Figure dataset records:
+--
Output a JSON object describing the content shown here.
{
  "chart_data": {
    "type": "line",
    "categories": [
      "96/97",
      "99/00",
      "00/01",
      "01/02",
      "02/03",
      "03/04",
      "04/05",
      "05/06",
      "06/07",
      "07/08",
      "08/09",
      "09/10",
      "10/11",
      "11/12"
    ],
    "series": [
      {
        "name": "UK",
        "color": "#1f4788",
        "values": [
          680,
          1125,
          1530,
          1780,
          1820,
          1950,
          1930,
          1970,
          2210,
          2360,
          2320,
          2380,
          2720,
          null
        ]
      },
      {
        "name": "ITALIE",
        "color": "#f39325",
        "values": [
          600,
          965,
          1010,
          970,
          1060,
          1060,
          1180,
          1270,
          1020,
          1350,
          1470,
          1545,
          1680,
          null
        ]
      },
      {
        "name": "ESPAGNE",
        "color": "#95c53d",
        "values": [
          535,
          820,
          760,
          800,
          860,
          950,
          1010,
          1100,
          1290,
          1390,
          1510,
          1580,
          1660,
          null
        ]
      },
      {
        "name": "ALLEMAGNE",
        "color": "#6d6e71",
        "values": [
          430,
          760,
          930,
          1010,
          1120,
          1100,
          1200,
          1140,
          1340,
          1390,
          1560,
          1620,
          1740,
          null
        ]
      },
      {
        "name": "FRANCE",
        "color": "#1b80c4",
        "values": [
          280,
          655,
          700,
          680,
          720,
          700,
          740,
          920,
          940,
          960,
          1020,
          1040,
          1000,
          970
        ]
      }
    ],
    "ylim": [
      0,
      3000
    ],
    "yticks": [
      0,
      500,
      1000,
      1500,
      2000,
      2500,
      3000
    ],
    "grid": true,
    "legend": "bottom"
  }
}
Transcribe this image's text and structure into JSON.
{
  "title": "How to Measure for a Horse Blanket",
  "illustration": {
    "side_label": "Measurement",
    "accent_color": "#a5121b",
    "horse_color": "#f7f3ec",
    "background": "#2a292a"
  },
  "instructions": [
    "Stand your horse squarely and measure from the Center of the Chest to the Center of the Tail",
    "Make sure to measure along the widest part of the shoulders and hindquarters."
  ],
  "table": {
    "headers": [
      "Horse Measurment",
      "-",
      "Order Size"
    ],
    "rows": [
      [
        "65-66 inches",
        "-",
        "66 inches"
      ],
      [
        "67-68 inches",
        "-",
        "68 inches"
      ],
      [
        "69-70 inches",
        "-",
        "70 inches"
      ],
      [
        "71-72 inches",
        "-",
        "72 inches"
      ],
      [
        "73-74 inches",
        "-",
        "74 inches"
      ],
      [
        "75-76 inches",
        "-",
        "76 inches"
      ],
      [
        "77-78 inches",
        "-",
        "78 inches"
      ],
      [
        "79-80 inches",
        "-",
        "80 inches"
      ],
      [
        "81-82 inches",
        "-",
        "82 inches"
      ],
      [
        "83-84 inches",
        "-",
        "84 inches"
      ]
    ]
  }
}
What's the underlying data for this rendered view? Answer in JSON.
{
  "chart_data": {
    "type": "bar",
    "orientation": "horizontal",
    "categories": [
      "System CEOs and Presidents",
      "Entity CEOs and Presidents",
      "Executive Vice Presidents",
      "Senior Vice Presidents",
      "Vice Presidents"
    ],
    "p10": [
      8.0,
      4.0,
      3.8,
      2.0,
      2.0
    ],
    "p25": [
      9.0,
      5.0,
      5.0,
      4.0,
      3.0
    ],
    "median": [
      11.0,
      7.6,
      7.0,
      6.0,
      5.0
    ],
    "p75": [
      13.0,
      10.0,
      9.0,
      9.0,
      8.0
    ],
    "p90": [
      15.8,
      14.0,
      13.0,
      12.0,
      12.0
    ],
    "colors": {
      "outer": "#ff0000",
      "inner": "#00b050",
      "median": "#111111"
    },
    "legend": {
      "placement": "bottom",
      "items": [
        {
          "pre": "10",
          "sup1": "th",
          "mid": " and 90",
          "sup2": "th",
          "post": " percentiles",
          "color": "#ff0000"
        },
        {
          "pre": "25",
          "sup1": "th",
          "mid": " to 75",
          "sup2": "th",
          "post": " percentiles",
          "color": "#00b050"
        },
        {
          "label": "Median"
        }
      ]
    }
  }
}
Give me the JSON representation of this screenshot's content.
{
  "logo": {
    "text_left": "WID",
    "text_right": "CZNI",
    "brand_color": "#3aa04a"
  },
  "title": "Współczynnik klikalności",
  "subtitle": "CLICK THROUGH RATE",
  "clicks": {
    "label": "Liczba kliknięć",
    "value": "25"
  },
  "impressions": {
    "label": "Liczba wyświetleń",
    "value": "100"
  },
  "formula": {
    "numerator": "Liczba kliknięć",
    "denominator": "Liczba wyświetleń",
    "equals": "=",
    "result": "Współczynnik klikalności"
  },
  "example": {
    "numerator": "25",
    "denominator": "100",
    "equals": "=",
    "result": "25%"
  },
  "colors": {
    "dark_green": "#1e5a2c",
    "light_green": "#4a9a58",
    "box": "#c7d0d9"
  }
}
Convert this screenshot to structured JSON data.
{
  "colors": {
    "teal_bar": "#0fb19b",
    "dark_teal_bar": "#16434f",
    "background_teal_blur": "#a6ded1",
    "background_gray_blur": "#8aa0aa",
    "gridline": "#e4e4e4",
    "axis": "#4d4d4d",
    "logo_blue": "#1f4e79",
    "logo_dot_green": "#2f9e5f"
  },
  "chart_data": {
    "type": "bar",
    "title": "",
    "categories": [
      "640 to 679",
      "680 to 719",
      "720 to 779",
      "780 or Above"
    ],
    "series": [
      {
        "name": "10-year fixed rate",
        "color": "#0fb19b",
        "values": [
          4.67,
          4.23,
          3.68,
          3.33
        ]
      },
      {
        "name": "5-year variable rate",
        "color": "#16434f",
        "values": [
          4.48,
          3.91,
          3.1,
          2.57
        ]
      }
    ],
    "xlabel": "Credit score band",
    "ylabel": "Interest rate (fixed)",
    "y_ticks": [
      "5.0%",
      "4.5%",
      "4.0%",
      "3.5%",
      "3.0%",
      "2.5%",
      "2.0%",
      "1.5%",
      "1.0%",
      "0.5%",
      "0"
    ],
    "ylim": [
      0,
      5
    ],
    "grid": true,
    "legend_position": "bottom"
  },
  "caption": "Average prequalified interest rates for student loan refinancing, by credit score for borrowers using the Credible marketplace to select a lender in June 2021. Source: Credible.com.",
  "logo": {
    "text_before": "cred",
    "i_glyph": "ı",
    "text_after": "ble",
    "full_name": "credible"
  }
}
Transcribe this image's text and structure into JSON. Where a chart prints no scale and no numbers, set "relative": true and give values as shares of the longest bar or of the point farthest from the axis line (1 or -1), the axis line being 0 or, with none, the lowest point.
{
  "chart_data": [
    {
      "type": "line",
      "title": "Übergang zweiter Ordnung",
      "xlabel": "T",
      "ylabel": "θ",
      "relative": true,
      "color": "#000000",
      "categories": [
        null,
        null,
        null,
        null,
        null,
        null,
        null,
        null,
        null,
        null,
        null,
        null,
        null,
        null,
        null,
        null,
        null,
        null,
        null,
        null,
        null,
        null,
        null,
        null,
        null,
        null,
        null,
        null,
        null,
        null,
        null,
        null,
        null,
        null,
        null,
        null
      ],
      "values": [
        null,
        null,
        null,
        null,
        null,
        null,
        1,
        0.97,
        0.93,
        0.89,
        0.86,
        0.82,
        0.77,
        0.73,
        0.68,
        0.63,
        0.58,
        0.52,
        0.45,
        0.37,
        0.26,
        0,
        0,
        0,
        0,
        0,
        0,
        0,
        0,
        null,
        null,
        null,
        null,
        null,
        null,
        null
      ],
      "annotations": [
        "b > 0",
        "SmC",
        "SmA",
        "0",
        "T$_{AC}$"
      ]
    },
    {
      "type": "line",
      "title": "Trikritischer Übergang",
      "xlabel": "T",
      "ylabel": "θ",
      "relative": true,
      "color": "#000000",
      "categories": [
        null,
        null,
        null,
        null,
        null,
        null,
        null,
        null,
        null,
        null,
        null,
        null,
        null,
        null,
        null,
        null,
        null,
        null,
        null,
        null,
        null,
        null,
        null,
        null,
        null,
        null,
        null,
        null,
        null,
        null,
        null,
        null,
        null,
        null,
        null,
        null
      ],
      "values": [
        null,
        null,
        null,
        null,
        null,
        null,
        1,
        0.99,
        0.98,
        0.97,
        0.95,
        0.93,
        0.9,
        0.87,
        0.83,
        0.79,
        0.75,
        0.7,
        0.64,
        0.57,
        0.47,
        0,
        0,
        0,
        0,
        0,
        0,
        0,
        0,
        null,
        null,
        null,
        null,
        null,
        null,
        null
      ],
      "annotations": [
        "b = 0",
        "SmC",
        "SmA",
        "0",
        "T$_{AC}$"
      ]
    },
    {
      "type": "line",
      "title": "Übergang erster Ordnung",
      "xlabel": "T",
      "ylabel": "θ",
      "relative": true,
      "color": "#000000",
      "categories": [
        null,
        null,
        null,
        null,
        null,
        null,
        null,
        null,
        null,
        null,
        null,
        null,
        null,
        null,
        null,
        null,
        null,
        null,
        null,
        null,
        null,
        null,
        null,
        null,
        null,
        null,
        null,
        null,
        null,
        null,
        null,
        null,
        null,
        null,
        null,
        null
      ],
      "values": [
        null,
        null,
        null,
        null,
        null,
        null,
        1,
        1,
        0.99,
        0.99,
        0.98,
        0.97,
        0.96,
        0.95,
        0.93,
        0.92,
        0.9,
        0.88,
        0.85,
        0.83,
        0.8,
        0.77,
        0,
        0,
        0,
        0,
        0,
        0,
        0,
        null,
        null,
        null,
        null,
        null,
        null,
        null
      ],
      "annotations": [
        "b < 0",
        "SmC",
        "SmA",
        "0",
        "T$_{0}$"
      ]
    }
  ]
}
+--
Task requirements
Only the number is wanted: how many lines in the data include the word "denominator"?

Solution to this problem
2